Arrange every line of the data below as a numbered list, skipping any blank lines and leaving the pictures out of your answer.

Data in this exercise:

============

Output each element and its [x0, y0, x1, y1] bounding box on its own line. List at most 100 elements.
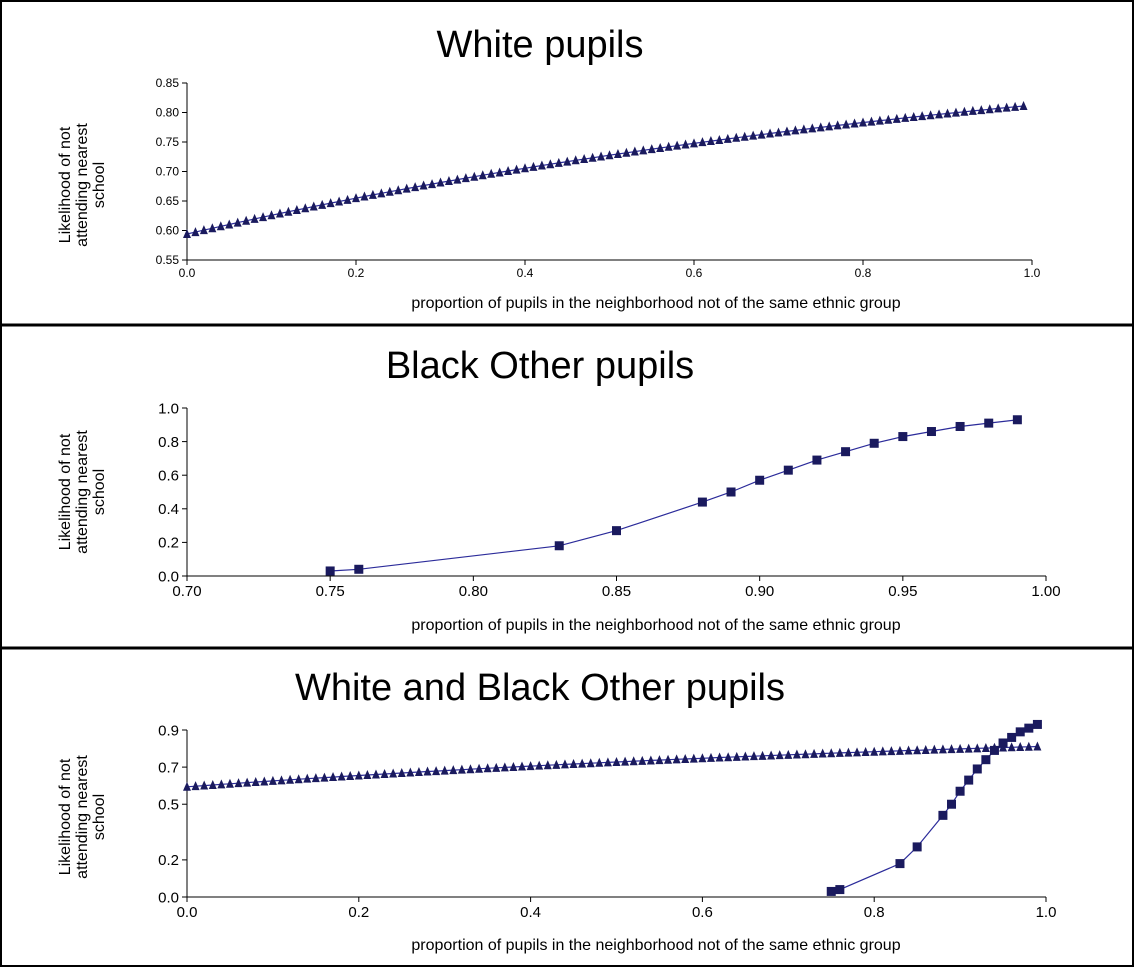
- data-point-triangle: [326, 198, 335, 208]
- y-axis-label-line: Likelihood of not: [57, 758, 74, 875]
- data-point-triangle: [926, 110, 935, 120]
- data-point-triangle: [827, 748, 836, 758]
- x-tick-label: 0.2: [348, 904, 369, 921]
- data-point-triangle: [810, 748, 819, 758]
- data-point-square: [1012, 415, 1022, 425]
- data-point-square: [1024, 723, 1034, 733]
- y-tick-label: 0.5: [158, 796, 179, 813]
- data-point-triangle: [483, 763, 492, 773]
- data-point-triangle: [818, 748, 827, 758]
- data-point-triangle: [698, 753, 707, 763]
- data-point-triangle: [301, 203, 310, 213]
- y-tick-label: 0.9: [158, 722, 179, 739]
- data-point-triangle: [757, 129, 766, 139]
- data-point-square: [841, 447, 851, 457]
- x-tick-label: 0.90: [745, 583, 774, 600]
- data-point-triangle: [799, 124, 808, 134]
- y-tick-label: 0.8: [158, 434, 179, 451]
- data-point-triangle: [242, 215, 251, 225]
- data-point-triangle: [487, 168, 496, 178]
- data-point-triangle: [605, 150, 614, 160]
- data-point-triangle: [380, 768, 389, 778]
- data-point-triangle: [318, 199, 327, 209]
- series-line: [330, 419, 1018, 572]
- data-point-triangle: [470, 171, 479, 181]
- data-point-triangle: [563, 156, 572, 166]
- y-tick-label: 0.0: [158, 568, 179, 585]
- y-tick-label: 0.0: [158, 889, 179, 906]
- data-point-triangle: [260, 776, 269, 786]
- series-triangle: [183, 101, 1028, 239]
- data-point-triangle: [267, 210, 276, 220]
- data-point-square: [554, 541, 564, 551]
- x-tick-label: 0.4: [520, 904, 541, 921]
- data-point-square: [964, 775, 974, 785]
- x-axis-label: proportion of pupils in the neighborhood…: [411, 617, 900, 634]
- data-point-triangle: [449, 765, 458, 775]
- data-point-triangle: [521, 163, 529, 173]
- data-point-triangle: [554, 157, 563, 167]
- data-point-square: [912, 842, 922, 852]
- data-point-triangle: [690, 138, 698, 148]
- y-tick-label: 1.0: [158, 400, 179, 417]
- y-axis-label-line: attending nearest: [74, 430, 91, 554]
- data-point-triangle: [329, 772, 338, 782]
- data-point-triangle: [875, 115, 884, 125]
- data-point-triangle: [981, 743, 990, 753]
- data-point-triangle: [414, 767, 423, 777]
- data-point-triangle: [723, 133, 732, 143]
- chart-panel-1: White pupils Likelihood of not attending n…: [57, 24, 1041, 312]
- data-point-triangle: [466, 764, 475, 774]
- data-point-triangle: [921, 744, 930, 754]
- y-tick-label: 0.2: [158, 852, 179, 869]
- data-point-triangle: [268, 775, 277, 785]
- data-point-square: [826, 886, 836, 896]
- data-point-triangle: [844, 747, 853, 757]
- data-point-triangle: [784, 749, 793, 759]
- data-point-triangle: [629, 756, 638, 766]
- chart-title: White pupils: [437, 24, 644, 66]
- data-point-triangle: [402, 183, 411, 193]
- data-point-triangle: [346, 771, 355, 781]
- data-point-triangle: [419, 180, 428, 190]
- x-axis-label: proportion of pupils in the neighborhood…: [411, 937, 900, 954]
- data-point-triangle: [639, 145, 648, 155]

============

Response for this exercise:
1. Output each element and its [x0, y0, x1, y1] bounding box on its own line. List at most 100 elements.
2. - data-point-triangle: [326, 198, 335, 208]
3. - y-axis-label-line: Likelihood of not: [57, 758, 74, 875]
4. - data-point-triangle: [926, 110, 935, 120]
5. - data-point-triangle: [827, 748, 836, 758]
6. - x-tick-label: 0.2: [348, 904, 369, 921]
7. - data-point-triangle: [810, 748, 819, 758]
8. - data-point-square: [1012, 415, 1022, 425]
9. - data-point-square: [1024, 723, 1034, 733]
10. - y-tick-label: 0.5: [158, 796, 179, 813]
11. - data-point-triangle: [483, 763, 492, 773]
12. - data-point-triangle: [818, 748, 827, 758]
13. - data-point-triangle: [698, 753, 707, 763]
14. - data-point-triangle: [301, 203, 310, 213]
15. - y-tick-label: 0.9: [158, 722, 179, 739]
16. - data-point-triangle: [757, 129, 766, 139]
17. - data-point-square: [841, 447, 851, 457]
18. - x-tick-label: 0.90: [745, 583, 774, 600]
19. - data-point-triangle: [799, 124, 808, 134]
20. - y-tick-label: 0.8: [158, 434, 179, 451]
21. - data-point-triangle: [242, 215, 251, 225]
22. - data-point-triangle: [487, 168, 496, 178]
23. - data-point-triangle: [605, 150, 614, 160]
24. - data-point-triangle: [380, 768, 389, 778]
25. - data-point-triangle: [318, 199, 327, 209]
26. - series-line: [330, 419, 1018, 572]
27. - data-point-triangle: [470, 171, 479, 181]
28. - data-point-triangle: [563, 156, 572, 166]
29. - y-tick-label: 0.0: [158, 568, 179, 585]
30. - y-tick-label: 0.0: [158, 889, 179, 906]
31. - data-point-triangle: [260, 776, 269, 786]
32. - series-triangle: [183, 101, 1028, 239]
33. - data-point-triangle: [267, 210, 276, 220]
34. - data-point-square: [554, 541, 564, 551]
35. - x-tick-label: 0.4: [520, 904, 541, 921]
36. - data-point-square: [964, 775, 974, 785]
37. - x-axis-label: proportion of pupils in the neighborhood…: [411, 617, 900, 634]
38. - data-point-triangle: [449, 765, 458, 775]
39. - data-point-triangle: [521, 163, 529, 173]
40. - data-point-triangle: [554, 157, 563, 167]
41. - data-point-square: [912, 842, 922, 852]
42. - data-point-triangle: [690, 138, 698, 148]
43. - y-tick-label: 1.0: [158, 400, 179, 417]
44. - y-axis-label-line: attending nearest: [74, 430, 91, 554]
45. - data-point-triangle: [329, 772, 338, 782]
46. - data-point-triangle: [875, 115, 884, 125]
47. - data-point-triangle: [981, 743, 990, 753]
48. - data-point-triangle: [414, 767, 423, 777]
49. - data-point-triangle: [723, 133, 732, 143]
50. - chart-panel-1: White pupils Likelihood of not attending n…: [57, 24, 1041, 312]
51. - data-point-triangle: [466, 764, 475, 774]
52. - data-point-triangle: [921, 744, 930, 754]
53. - y-tick-label: 0.2: [158, 852, 179, 869]
54. - data-point-triangle: [268, 775, 277, 785]
55. - data-point-square: [826, 886, 836, 896]
56. - data-point-triangle: [844, 747, 853, 757]
57. - data-point-triangle: [784, 749, 793, 759]
58. - data-point-triangle: [629, 756, 638, 766]
59. - chart-title: White pupils: [437, 24, 644, 66]
60. - data-point-triangle: [402, 183, 411, 193]
61. - data-point-triangle: [346, 771, 355, 781]
62. - data-point-triangle: [419, 180, 428, 190]
63. - x-axis-label: proportion of pupils in the neighborhood…: [411, 937, 900, 954]
64. - data-point-triangle: [639, 145, 648, 155]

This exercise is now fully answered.